begin Given data

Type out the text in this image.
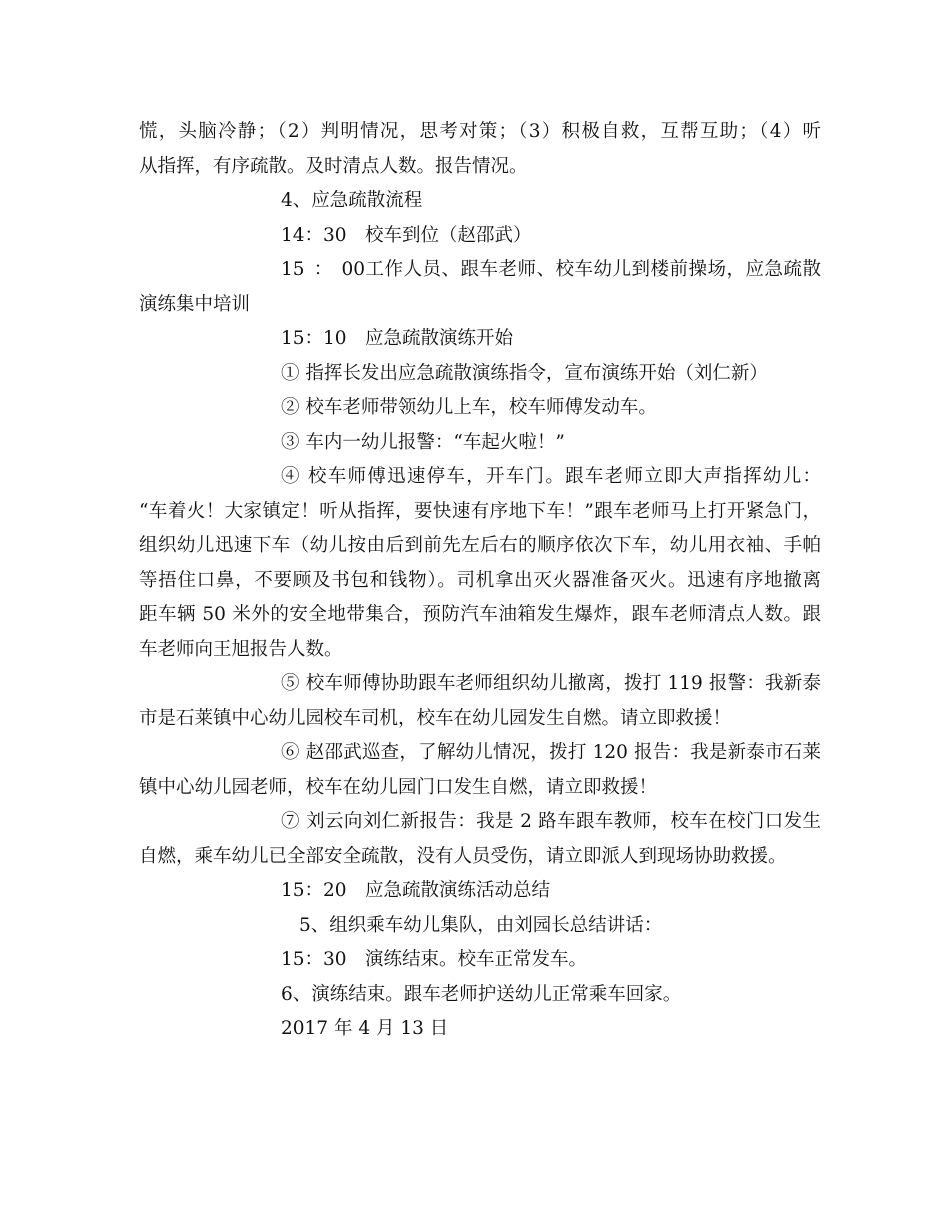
慌，头脑冷静；（2）判明情况，思考对策；（3）积极自救，互帮互助；（4）听
从指挥，有序疏散。及时清点人数。报告情况。
4、应急疏散流程
14：30 校车到位（赵邵武）
15：00工作人员、跟车老师、校车幼儿到楼前操场，应急疏散
演练集中培训
15：10 应急疏散演练开始
① 指挥长发出应急疏散演练指令，宣布演练开始（刘仁新）
② 校车老师带领幼儿上车，校车师傅发动车。
③ 车内一幼儿报警：“车起火啦！”
④ 校车师傅迅速停车，开车门。跟车老师立即大声指挥幼儿：
“车着火！大家镇定！听从指挥，要快速有序地下车！”跟车老师马上打开紧急门，
组织幼儿迅速下车（幼儿按由后到前先左后右的顺序依次下车，幼儿用衣袖、手帕
等捂住口鼻，不要顾及书包和钱物）。司机拿出灭火器准备灭火。迅速有序地撤离
距车辆 50 米外的安全地带集合，预防汽车油箱发生爆炸，跟车老师清点人数。跟
车老师向王旭报告人数。
⑤ 校车师傅协助跟车老师组织幼儿撤离，拨打 119 报警：我新泰
市是石莱镇中心幼儿园校车司机，校车在幼儿园发生自燃。请立即救援！
⑥ 赵邵武巡查，了解幼儿情况，拨打 120 报告：我是新泰市石莱
镇中心幼儿园老师，校车在幼儿园门口发生自燃，请立即救援！
⑦ 刘云向刘仁新报告：我是 2 路车跟车教师，校车在校门口发生
自燃，乘车幼儿已全部安全疏散，没有人员受伤，请立即派人到现场协助救援。
15：20 应急疏散演练活动总结
5、组织乘车幼儿集队，由刘园长总结讲话：
15：30 演练结束。校车正常发车。
6、演练结束。跟车老师护送幼儿正常乘车回家。
2017 年 4 月 13 日
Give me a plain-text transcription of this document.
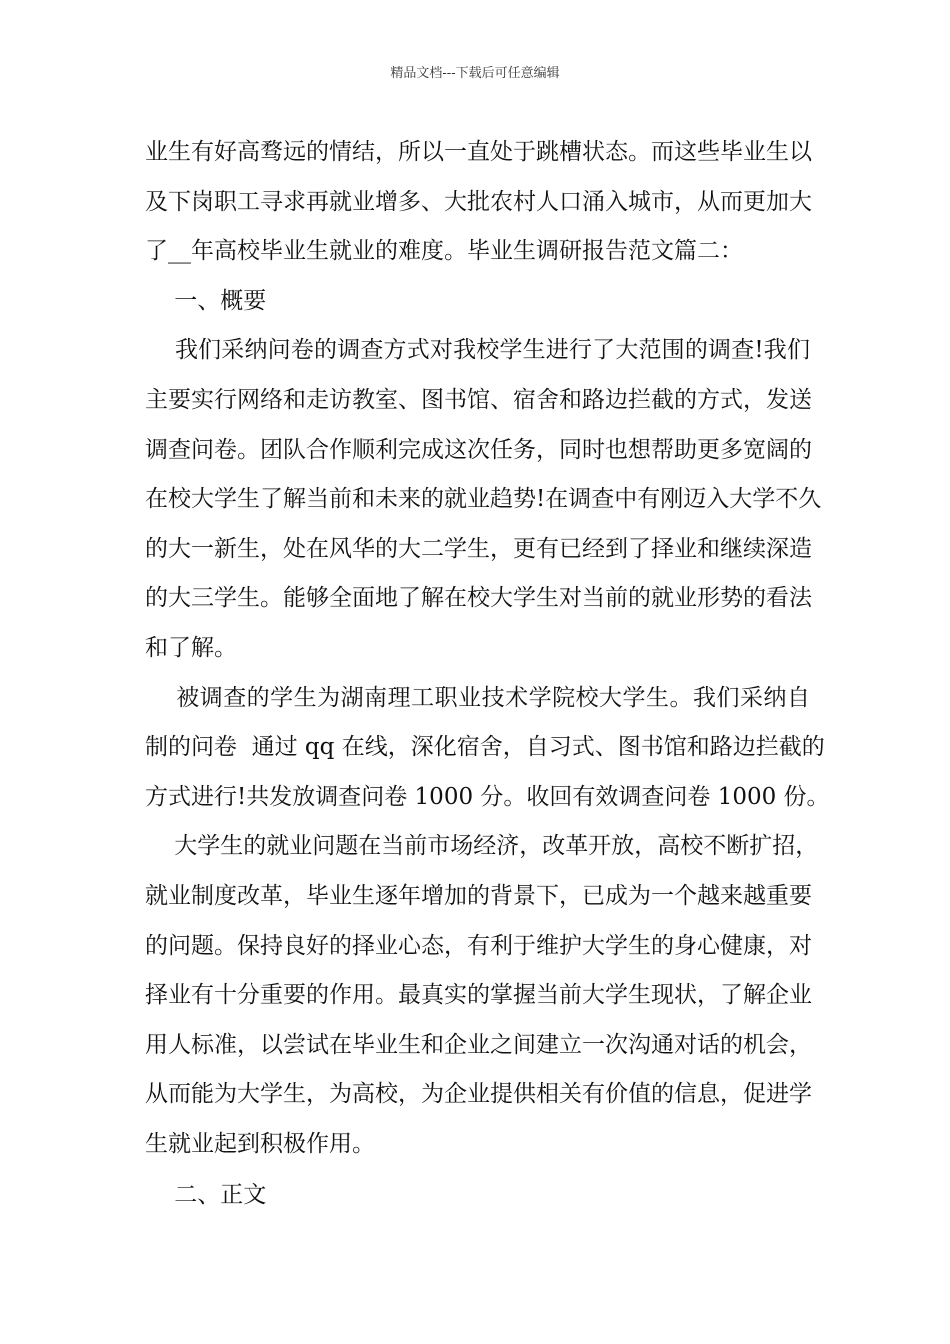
精品文档---下载后可任意编辑
业生有好高骛远的情结，所以一直处于跳槽状态。而这些毕业生以
及下岗职工寻求再就业增多、大批农村人口涌入城市，从而更加大
了__年高校毕业生就业的难度。毕业生调研报告范文篇二：
一、概要
我们采纳问卷的调查方式对我校学生进行了大范围的调查!我们
主要实行网络和走访教室、图书馆、宿舍和路边拦截的方式，发送
调查问卷。团队合作顺利完成这次任务，同时也想帮助更多宽阔的
在校大学生了解当前和未来的就业趋势!在调查中有刚迈入大学不久
的大一新生，处在风华的大二学生，更有已经到了择业和继续深造
的大三学生。能够全面地了解在校大学生对当前的就业形势的看法
和了解。
被调查的学生为湖南理工职业技术学院校大学生。我们采纳自
制的问卷  通过 qq 在线，深化宿舍，自习式、图书馆和路边拦截的
方式进行!共发放调查问卷 1000 分。收回有效调查问卷 1000 份。
大学生的就业问题在当前市场经济，改革开放，高校不断扩招，
就业制度改革，毕业生逐年增加的背景下，已成为一个越来越重要
的问题。保持良好的择业心态，有利于维护大学生的身心健康，对
择业有十分重要的作用。最真实的掌握当前大学生现状，了解企业
用人标准，以尝试在毕业生和企业之间建立一次沟通对话的机会，
从而能为大学生，为高校，为企业提供相关有价值的信息，促进学
生就业起到积极作用。
二、正文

end Given data

• Set problem
Out of the material above, select every line that holds the string "演练结束".

• Response to this task
15：30 演练结束。校车正常发车。
6、演练结束。跟车老师护送幼儿正常乘车回家。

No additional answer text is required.